* [Provided text]:
········

Friday, June 30, 2017

Spider-Man:Homecoming Review (2017)

One of the best things about Jon Watts' “Spider-Man: Homecoming,” (the second “Spider-Man” reboot in three years and third overall) is that it isn’t saddled with burden of delivering Spider-Man’s exhaustive origin story yet again. He was already introduced in last years “Captain America: Civil War” (Spidey is now officially part of the MCU, instead of having a standalone franchise) and therefore we don’t have to watch fifteen minutes of “pre Spider-Man” Peter Parker.

We don’t have to watch him get bit by a radioactive spider or comfort his dying Uncle Ben in a dark alley again. It makes for a faster, less bloated, less redundant “Spider-Man” picture. If I had to watch Uncle Ben get killed for the third time this century, or watch a bewildered Parker discover his abilities while starring at himself in a mirror, I might have walked out. This new iteration of Spiderman is ready to go: a vigilante with spiderlike powers and snazzy red and blue tights. Thank god.

Of course, Parker is still a dorky teen with dorky teen troubles. “Spider-Man: Homecoming” finds a sweet spot between goofy, enduring teen movie and goofy superhero movie. We’re dropped in the middle of Parker’s (Tom Holland) hectic life as he balances normal adolescent struggles (fitting in at school, girl crushes, parties, dances) with crime fighting. These competing lives often clash in nutty and unexpected: we get an Academic Decathlon trip that doubles as a superhero mission, that later turns into a rescue at the Washington Monument. In another scene, Parker and his friend Ned (Jacob Batalon) dissect an alien weapon during wood shop class. And later on there’s a delightful superhero inspired twist on the classic “boy-meeting-his-date’s-father-for-the-first-time” moment.

“Spider-Man: Homecoming” captures the immaturity and inexperience of its teen protagonist extremely well. Parker is hyper and overly excited, eager to become a member of The Avengers but is far too undisciplined and unprepared. His attempt to interrogate a criminal goes horribly wrong, as do his attempts to stop a bank robbery and save a ferry full of civilians. Parker bites off more than he can chew when he launches his own investigation into underground arms dealer Adrian Toomes (Michael Keaton). Parker can certainly walk the Spider-Man walk but in big moments he’s, more often than not, amusingly incompetent.

········

* [Directives]:
1. Set down everything in the Spider-Man: Homecoming review from "We don’t have to watch him" down to "tights. Thank god.", word for word.
2. List every actor whose name appears in parentheses in the Spider-Man: Homecoming review.
The entries that follow have no connection to the Spider-Man: Homecoming review.

········

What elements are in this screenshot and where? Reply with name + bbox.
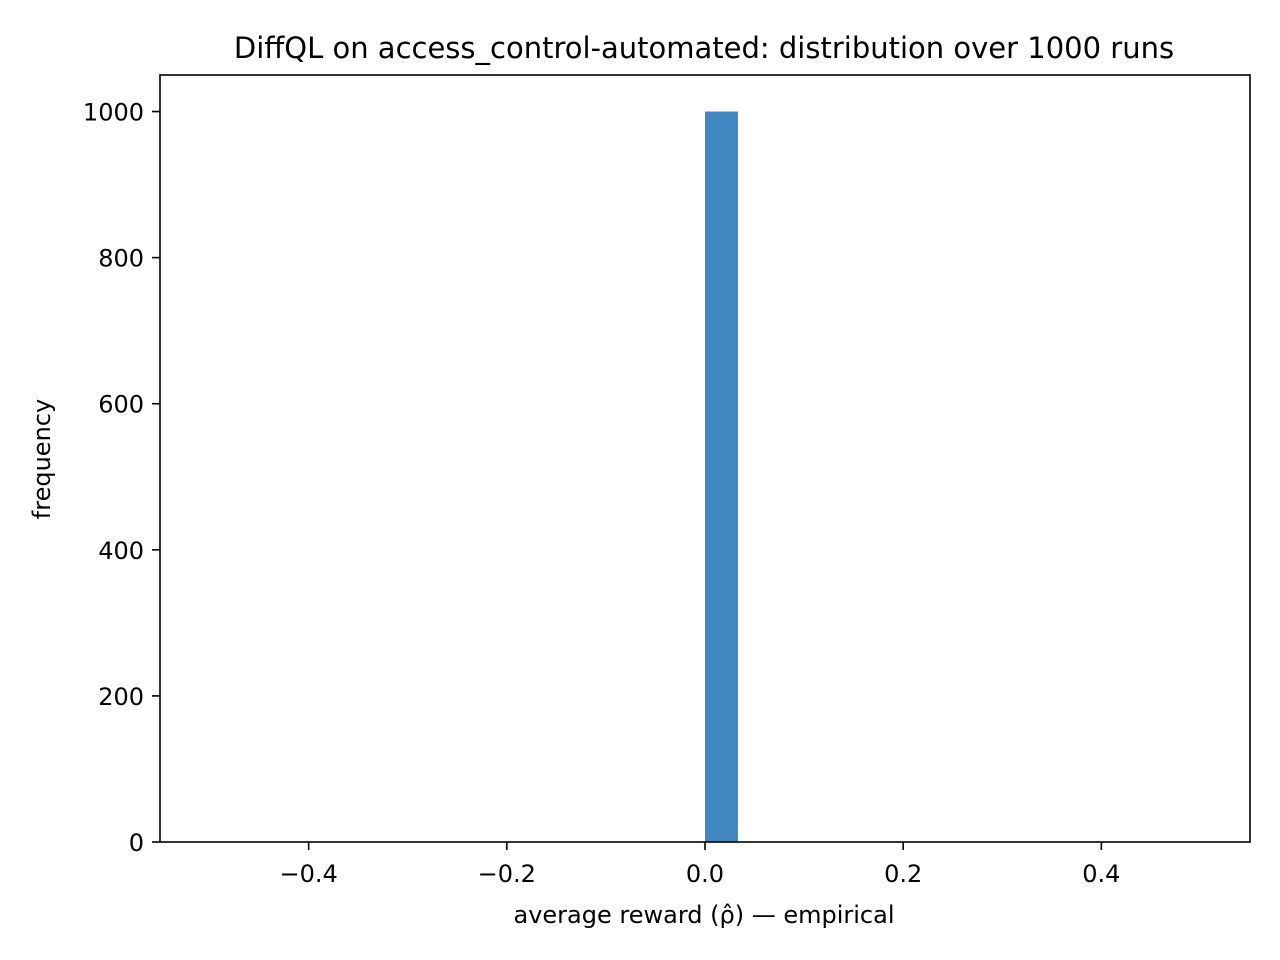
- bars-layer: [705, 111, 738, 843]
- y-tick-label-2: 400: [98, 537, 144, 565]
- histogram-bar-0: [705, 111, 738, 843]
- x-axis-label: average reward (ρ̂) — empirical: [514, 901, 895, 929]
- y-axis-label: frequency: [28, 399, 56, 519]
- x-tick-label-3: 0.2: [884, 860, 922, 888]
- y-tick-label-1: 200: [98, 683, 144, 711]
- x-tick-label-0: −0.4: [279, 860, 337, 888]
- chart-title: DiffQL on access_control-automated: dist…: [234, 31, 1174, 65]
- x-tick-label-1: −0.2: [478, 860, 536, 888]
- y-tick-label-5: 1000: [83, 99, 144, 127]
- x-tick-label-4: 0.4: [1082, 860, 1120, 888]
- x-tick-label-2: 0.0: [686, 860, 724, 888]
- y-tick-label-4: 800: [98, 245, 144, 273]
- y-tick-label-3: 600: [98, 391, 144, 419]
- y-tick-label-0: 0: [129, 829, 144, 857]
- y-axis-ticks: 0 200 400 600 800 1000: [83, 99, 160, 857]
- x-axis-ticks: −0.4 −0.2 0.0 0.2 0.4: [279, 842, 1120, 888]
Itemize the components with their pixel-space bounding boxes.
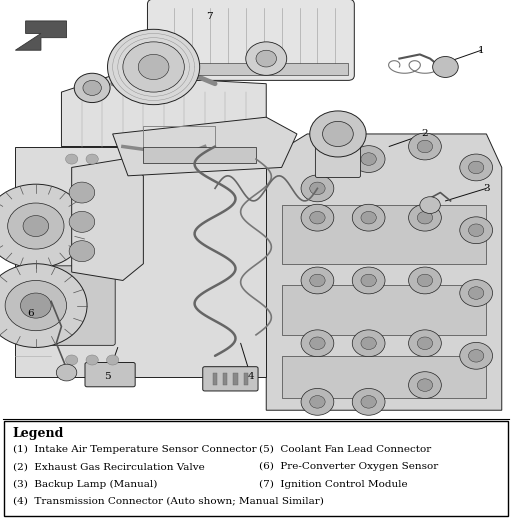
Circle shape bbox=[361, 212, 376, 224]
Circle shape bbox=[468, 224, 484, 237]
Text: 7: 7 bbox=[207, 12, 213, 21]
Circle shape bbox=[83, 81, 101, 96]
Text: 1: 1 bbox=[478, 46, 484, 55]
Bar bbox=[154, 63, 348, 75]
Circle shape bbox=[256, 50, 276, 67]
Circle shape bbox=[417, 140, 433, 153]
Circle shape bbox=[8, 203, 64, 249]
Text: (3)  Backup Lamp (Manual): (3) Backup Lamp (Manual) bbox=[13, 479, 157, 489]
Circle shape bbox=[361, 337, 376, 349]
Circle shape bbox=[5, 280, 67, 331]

········

* [Results of the tasks]:
1.
We don’t have to watch him get bit by a radioactive spider or comfort his dying Uncle Ben in a dark alley again. It makes for a faster, less bloated, less redundant “Spider-Man” picture. If I had to watch Uncle Ben get killed for the third time this century, or watch a bewildered Parker discover his abilities while starring at himself in a mirror, I might have walked out. This new iteration of Spiderman is ready to go: a vigilante with spiderlike powers and snazzy red and blue tights. Thank god.

2.
Tom Holland
Jacob Batalon
Michael Keaton